───── Records supplied

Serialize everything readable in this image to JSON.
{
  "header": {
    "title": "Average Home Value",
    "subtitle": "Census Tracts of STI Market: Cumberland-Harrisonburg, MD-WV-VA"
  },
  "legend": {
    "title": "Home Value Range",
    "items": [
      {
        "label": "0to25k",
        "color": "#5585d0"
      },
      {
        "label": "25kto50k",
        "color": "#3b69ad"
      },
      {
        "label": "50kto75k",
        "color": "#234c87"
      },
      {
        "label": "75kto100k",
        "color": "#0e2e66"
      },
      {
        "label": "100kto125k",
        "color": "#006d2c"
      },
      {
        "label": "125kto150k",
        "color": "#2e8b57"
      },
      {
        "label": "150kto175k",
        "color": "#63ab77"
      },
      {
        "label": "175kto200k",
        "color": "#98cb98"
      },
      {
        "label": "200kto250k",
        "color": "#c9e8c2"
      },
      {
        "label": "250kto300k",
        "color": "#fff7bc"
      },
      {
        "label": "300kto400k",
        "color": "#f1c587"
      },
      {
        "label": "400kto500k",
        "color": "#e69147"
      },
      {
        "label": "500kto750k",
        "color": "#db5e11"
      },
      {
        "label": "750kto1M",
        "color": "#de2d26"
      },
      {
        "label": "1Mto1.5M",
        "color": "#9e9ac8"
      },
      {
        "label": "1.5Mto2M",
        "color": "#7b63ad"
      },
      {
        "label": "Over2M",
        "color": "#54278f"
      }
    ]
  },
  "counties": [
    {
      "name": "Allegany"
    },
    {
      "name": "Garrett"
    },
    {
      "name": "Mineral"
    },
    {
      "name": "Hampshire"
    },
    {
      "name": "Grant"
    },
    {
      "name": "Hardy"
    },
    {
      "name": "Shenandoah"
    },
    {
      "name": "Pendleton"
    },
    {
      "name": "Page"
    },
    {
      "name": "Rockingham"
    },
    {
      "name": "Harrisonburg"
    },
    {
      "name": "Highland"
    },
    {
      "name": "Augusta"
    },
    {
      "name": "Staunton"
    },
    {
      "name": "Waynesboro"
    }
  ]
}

──────────

• _Aim of the task_:
Each line must be given again exactly as written above.

• _Result of this exercise_:
Serialize everything readable in this image to JSON.
{
  "header": {
    "title": "Average Home Value",
    "subtitle": "Census Tracts of STI Market: Cumberland-Harrisonburg, MD-WV-VA"
  },
  "legend": {
    "title": "Home Value Range",
    "items": [
      {
        "label": "0to25k",
        "color": "#5585d0"
      },
      {
        "label": "25kto50k",
        "color": "#3b69ad"
      },
      {
        "label": "50kto75k",
        "color": "#234c87"
      },
      {
        "label": "75kto100k",
        "color": "#0e2e66"
      },
      {
        "label": "100kto125k",
        "color": "#006d2c"
      },
      {
        "label": "125kto150k",
        "color": "#2e8b57"
      },
      {
        "label": "150kto175k",
        "color": "#63ab77"
      },
      {
        "label": "175kto200k",
        "color": "#98cb98"
      },
      {
        "label": "200kto250k",
        "color": "#c9e8c2"
      },
      {
        "label": "250kto300k",
        "color": "#fff7bc"
      },
      {
        "label": "300kto400k",
        "color": "#f1c587"
      },
      {
        "label": "400kto500k",
        "color": "#e69147"
      },
      {
        "label": "500kto750k",
        "color": "#db5e11"
      },
      {
        "label": "750kto1M",
        "color": "#de2d26"
      },
      {
        "label": "1Mto1.5M",
        "color": "#9e9ac8"
      },
      {
        "label": "1.5Mto2M",
        "color": "#7b63ad"
      },
      {
        "label": "Over2M",
        "color": "#54278f"
      }
    ]
  },
  "counties": [
    {
      "name": "Allegany"
    },
    {
      "name": "Garrett"
    },
    {
      "name": "Mineral"
    },
    {
      "name": "Hampshire"
    },
    {
      "name": "Grant"
    },
    {
      "name": "Hardy"
    },
    {
      "name": "Shenandoah"
    },
    {
      "name": "Pendleton"
    },
    {
      "name": "Page"
    },
    {
      "name": "Rockingham"
    },
    {
      "name": "Harrisonburg"
    },
    {
      "name": "Highland"
    },
    {
      "name": "Augusta"
    },
    {
      "name": "Staunton"
    },
    {
      "name": "Waynesboro"
    }
  ]
}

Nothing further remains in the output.